PROBLEM: Count how many lines hold the string "value", and give only that number.

RECORDS SHOWN:
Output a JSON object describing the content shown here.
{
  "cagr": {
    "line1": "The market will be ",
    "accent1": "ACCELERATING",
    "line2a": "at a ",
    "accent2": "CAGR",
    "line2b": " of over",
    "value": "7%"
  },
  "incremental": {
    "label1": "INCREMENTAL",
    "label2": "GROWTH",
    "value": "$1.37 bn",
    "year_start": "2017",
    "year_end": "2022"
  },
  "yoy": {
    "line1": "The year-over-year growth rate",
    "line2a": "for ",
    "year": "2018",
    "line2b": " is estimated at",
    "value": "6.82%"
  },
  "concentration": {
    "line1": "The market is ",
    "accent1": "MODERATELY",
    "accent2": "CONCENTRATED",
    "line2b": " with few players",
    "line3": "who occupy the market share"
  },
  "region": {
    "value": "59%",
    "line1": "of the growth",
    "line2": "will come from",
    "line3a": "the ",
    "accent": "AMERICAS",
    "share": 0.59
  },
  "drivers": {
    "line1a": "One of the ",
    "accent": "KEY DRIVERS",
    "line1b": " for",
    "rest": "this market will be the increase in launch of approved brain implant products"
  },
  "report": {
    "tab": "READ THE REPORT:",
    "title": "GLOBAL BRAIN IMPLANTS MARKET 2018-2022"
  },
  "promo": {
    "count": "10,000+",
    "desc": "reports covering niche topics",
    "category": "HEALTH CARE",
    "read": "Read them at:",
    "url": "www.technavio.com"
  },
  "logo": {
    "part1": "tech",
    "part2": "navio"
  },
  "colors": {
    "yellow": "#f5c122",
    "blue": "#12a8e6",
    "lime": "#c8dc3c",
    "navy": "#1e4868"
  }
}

PROBLEM SOLUTION: 4